● DOCUMENT EXTRACT:
__________________________________________________

Here are the options as I see them: If you live in a dry climate (think California or Colorado), go with the linear or low-profile cantilever brakes. If you have a spare bike, consider a wide-profile brake for that rare muddy day. If you’re in the Northwest or the East, I have to say that you should stick with the wide-profile brake. Their power isn’t as good but you need the clearance for the mud. Heck, now that the ban is lifted on disc brakes, the sweet setup could be discs on carbon rims. (Unfortunately, that ban has not yet been lifted. UCI rules still state that disc brakes are not allowed in UCI-sanctioned cyclo-cross races [Article 1.3.025 of Part 1 General Organization of Cycling] – Editor) Another option could be to write to SRAM telling them to design that new DoubleTap lever with the proper cable pull ratio for a linear brake – creating the first made-for-`cross group.
Since this is a complicated problem that hasn’t been answered by the industry’s manufacturers, the next best source for answers are the athletes and professionals who are paid to race on what’s available.
What some of the pro’s think:Mark Gullickson – Former National Champ
I started with a low profile brake, some old Shimano XTRs. After going over to Europe and racing in the mud a lot, I noticed when I would stand up and sprint I could hear my rim rubbing… it certainly sounded bad and made me feel like there was a problem. I switched because everyone in Europe was running those brakes [wide profile]. Cyclocrossworld.com sponsored me [at the time] and they were bringing Empella brakes in, so I tried them. Everything is good about the Empella brakes if you stay on top of them, but they never felt quite as smooth as the XTR ones I used to use. It was harder to pull them; the braking power wasn’t quite as good either. If you’re riding in the dry most of the time and you’re a fair weather crosser, the low profile brakes are fine and actually have better feel and are more powerful. But if you have any aspirations of racing in the mud, the other ones [wide profile] are better.

__________________________________________________

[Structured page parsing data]
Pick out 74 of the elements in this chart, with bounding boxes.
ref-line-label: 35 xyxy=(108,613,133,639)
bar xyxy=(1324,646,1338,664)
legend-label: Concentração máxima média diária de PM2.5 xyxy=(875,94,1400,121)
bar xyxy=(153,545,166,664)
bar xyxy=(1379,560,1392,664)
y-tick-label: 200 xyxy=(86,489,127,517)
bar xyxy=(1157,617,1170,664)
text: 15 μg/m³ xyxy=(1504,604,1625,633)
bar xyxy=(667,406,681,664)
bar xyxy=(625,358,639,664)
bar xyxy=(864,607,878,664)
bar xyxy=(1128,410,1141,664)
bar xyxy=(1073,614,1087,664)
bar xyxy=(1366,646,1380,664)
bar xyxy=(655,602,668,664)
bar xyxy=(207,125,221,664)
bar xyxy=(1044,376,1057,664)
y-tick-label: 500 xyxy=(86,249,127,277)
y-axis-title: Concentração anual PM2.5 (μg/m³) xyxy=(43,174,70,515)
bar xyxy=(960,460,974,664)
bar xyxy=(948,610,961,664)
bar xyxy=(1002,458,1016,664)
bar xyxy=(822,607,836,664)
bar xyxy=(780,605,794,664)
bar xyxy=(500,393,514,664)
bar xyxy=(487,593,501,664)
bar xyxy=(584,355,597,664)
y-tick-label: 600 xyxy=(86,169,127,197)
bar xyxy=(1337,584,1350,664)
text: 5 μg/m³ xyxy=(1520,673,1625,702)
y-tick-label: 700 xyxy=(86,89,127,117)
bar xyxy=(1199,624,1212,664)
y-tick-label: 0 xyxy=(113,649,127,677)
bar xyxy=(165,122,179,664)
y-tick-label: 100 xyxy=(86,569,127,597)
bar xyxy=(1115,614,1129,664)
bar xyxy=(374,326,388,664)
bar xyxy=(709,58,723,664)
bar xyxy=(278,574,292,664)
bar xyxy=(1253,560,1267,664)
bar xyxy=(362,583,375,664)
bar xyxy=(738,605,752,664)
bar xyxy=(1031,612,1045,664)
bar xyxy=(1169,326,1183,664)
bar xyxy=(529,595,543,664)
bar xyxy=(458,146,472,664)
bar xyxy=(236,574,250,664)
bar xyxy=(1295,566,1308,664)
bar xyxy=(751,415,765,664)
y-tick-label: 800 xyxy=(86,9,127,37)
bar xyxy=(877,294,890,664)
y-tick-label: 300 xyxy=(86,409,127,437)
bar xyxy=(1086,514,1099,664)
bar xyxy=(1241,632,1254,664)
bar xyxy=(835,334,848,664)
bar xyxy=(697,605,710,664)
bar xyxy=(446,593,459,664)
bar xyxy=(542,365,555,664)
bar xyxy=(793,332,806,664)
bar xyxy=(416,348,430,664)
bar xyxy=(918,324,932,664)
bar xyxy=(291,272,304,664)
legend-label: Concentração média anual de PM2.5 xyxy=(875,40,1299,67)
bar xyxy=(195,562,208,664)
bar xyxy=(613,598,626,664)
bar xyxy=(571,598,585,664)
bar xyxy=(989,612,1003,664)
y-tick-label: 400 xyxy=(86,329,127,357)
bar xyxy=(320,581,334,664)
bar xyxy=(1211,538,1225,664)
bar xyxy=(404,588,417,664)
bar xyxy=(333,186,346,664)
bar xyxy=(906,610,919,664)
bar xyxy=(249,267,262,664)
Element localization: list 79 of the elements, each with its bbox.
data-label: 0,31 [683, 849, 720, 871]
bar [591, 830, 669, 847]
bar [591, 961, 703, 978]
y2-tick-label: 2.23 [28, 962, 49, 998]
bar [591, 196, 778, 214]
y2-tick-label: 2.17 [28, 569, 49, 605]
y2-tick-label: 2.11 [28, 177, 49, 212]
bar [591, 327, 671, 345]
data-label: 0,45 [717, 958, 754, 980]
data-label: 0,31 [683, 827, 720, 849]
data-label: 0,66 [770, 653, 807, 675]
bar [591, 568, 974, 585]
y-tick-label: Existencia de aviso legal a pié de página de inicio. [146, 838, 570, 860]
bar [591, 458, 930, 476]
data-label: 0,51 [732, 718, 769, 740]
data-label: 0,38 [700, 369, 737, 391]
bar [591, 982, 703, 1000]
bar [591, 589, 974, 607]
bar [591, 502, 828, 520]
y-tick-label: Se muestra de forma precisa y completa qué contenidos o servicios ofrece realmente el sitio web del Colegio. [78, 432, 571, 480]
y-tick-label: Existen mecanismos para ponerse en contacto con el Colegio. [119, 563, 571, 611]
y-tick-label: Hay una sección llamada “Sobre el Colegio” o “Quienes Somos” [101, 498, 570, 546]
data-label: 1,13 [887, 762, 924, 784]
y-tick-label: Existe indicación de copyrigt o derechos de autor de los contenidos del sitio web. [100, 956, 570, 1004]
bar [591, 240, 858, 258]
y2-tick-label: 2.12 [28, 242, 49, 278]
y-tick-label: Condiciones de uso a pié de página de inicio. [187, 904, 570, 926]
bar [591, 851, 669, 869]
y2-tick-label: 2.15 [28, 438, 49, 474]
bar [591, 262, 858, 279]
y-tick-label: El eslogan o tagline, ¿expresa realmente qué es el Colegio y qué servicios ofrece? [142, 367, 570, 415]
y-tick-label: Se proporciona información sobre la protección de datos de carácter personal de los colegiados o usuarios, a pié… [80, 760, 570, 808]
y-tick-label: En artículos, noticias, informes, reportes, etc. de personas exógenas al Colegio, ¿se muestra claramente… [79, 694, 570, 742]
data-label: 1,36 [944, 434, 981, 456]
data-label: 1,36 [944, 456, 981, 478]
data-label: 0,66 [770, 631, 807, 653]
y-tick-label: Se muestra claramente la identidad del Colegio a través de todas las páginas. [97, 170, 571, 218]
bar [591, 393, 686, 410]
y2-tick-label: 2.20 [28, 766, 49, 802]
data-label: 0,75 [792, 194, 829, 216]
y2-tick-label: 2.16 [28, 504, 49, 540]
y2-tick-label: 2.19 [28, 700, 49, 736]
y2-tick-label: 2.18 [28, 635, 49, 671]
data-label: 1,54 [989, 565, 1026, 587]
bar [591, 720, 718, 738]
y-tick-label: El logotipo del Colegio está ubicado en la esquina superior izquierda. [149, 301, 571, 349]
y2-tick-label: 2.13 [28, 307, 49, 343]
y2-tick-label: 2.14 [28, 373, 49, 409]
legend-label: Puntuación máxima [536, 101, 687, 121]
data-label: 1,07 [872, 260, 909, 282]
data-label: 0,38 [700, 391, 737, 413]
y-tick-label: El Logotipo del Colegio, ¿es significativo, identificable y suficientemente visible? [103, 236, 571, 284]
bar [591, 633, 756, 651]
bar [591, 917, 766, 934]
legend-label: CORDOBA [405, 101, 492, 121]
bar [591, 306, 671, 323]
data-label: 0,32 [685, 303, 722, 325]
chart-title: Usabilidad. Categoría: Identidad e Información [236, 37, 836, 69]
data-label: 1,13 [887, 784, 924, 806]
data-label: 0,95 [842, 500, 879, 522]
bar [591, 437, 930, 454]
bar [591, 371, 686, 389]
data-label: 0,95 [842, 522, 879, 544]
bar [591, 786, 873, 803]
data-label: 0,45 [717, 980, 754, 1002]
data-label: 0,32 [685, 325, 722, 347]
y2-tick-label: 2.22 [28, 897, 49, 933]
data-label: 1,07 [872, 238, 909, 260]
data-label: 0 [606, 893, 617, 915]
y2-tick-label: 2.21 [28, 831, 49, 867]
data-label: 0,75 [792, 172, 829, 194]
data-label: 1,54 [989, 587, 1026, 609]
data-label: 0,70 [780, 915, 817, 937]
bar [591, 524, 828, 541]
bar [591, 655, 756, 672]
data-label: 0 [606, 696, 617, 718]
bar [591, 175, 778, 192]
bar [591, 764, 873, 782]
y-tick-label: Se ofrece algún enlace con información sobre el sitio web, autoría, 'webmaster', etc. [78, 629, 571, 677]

__________________________________________________

● TASK DETAILS:
Can you duplicate the passage of the cyclo-cross brake text that begins at the words "Since this is" and stops after the words "on what’s available."? Rely only on the cyclo-cross brake text, not the data.

● TASK OUTPUT:
Since this is a complicated problem that hasn’t been answered by the industry’s manufacturers, the next best source for answers are the athletes and professionals who are paid to race on what’s available.